**RECORDS FOR THE TASK:**

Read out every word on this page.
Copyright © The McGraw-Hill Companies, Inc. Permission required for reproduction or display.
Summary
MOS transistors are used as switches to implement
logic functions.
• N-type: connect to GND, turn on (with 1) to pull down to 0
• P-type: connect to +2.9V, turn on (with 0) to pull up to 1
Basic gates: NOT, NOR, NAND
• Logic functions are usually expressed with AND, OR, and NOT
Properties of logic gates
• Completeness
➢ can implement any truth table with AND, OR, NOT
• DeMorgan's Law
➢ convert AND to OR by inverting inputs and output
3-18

**WHAT IS BEING ASKED:**
Look through the entries above for the word "type". Copy every line where it shows up.

**RESULT FOR THIS TASK:**
• N-type: connect to GND, turn on (with 1) to pull down to 0
• P-type: connect to +2.9V, turn on (with 0) to pull up to 1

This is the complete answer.